**Problem details**: Each record below should be repeated precisely as written.

**Items**:

┄┄┄┄┄┄┄┄┄┄

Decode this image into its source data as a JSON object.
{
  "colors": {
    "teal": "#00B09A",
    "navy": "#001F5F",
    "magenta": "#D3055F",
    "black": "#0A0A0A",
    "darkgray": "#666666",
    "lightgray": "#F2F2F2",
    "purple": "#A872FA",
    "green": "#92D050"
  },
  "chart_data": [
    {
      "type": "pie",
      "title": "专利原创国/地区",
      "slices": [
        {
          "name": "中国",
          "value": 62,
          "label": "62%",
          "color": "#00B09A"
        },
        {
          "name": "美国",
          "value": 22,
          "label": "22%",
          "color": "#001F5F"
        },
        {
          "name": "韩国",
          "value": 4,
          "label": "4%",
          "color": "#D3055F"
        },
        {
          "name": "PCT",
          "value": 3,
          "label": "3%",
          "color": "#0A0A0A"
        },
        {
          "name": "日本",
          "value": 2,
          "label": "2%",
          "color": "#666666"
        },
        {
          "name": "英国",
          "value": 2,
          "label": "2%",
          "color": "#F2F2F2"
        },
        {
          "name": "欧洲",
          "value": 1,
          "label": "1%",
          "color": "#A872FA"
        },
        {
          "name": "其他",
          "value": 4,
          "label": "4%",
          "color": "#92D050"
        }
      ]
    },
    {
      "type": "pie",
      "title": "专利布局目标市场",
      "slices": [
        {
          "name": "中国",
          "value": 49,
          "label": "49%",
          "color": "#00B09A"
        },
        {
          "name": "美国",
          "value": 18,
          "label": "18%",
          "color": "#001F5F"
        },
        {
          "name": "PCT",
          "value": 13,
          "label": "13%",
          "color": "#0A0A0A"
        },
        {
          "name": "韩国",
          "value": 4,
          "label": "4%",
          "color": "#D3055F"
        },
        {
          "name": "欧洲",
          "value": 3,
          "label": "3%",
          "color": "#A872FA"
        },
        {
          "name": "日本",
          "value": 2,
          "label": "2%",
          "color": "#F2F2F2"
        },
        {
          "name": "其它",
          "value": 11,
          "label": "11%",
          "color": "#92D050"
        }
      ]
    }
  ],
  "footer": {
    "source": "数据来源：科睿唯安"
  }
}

┄┄┄┄┄┄┄┄┄┄

**Correct output**:
Decode this image into its source data as a JSON object.
{
  "colors": {
    "teal": "#00B09A",
    "navy": "#001F5F",
    "magenta": "#D3055F",
    "black": "#0A0A0A",
    "darkgray": "#666666",
    "lightgray": "#F2F2F2",
    "purple": "#A872FA",
    "green": "#92D050"
  },
  "chart_data": [
    {
      "type": "pie",
      "title": "专利原创国/地区",
      "slices": [
        {
          "name": "中国",
          "value": 62,
          "label": "62%",
          "color": "#00B09A"
        },
        {
          "name": "美国",
          "value": 22,
          "label": "22%",
          "color": "#001F5F"
        },
        {
          "name": "韩国",
          "value": 4,
          "label": "4%",
          "color": "#D3055F"
        },
        {
          "name": "PCT",
          "value": 3,
          "label": "3%",
          "color": "#0A0A0A"
        },
        {
          "name": "日本",
          "value": 2,
          "label": "2%",
          "color": "#666666"
        },
        {
          "name": "英国",
          "value": 2,
          "label": "2%",
          "color": "#F2F2F2"
        },
        {
          "name": "欧洲",
          "value": 1,
          "label": "1%",
          "color": "#A872FA"
        },
        {
          "name": "其他",
          "value": 4,
          "label": "4%",
          "color": "#92D050"
        }
      ]
    },
    {
      "type": "pie",
      "title": "专利布局目标市场",
      "slices": [
        {
          "name": "中国",
          "value": 49,
          "label": "49%",
          "color": "#00B09A"
        },
        {
          "name": "美国",
          "value": 18,
          "label": "18%",
          "color": "#001F5F"
        },
        {
          "name": "PCT",
          "value": 13,
          "label": "13%",
          "color": "#0A0A0A"
        },
        {
          "name": "韩国",
          "value": 4,
          "label": "4%",
          "color": "#D3055F"
        },
        {
          "name": "欧洲",
          "value": 3,
          "label": "3%",
          "color": "#A872FA"
        },
        {
          "name": "日本",
          "value": 2,
          "label": "2%",
          "color": "#F2F2F2"
        },
        {
          "name": "其它",
          "value": 11,
          "label": "11%",
          "color": "#92D050"
        }
      ]
    }
  ],
  "footer": {
    "source": "数据来源：科睿唯安"
  }
}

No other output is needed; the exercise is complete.